TASK DETAILS:
Write down each entry again, exactly as it reads.

[BEGIN]

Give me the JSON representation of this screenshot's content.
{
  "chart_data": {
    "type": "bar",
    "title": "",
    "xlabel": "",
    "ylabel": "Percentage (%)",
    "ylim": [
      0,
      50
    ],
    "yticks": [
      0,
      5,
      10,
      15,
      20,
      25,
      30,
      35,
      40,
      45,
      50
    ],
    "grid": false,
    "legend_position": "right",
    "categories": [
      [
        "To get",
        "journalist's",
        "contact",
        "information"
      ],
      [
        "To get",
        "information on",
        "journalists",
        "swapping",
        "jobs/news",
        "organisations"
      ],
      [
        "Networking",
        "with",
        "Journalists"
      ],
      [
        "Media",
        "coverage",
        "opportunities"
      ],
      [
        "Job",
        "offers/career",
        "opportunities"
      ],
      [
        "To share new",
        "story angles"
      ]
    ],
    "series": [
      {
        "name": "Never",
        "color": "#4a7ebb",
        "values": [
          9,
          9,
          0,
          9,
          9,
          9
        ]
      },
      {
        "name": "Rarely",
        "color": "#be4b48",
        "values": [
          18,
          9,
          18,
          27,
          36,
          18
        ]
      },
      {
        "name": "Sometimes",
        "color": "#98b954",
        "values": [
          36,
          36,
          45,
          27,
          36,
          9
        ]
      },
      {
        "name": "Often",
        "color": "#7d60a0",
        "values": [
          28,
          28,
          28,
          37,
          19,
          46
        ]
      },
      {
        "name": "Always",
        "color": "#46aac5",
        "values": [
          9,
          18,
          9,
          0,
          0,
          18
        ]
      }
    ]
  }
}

[END]

ANSWER TO THE TASK:
Give me the JSON representation of this screenshot's content.
{
  "chart_data": {
    "type": "bar",
    "title": "",
    "xlabel": "",
    "ylabel": "Percentage (%)",
    "ylim": [
      0,
      50
    ],
    "yticks": [
      0,
      5,
      10,
      15,
      20,
      25,
      30,
      35,
      40,
      45,
      50
    ],
    "grid": false,
    "legend_position": "right",
    "categories": [
      [
        "To get",
        "journalist's",
        "contact",
        "information"
      ],
      [
        "To get",
        "information on",
        "journalists",
        "swapping",
        "jobs/news",
        "organisations"
      ],
      [
        "Networking",
        "with",
        "Journalists"
      ],
      [
        "Media",
        "coverage",
        "opportunities"
      ],
      [
        "Job",
        "offers/career",
        "opportunities"
      ],
      [
        "To share new",
        "story angles"
      ]
    ],
    "series": [
      {
        "name": "Never",
        "color": "#4a7ebb",
        "values": [
          9,
          9,
          0,
          9,
          9,
          9
        ]
      },
      {
        "name": "Rarely",
        "color": "#be4b48",
        "values": [
          18,
          9,
          18,
          27,
          36,
          18
        ]
      },
      {
        "name": "Sometimes",
        "color": "#98b954",
        "values": [
          36,
          36,
          45,
          27,
          36,
          9
        ]
      },
      {
        "name": "Often",
        "color": "#7d60a0",
        "values": [
          28,
          28,
          28,
          37,
          19,
          46
        ]
      },
      {
        "name": "Always",
        "color": "#46aac5",
        "values": [
          9,
          18,
          9,
          0,
          0,
          18
        ]
      }
    ]
  }
}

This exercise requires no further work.